[START OF DATA LINES]

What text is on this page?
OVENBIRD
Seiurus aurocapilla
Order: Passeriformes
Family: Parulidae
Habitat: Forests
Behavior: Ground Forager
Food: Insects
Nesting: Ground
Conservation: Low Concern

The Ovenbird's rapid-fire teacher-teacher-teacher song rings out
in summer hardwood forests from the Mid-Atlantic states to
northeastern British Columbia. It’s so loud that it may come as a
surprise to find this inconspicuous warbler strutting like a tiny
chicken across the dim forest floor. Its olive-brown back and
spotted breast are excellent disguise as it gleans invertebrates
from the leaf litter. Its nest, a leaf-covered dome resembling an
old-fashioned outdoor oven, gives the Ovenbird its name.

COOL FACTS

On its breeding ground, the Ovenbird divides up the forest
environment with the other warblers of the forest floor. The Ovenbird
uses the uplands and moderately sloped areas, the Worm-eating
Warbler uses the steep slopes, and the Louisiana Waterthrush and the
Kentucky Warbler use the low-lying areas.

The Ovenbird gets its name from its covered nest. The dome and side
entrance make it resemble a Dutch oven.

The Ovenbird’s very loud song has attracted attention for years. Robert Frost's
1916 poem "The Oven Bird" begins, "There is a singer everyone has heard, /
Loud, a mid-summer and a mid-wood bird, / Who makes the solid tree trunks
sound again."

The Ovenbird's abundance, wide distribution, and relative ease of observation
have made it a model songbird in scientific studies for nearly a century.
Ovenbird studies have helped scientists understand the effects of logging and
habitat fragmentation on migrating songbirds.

[END OF DATA LINES]

> [EXERCISE REQUIREMENTS]: The answer is a single number, the count of lines in the records that contain the string "areas".

> [WRITTEN RESPONSE]: 2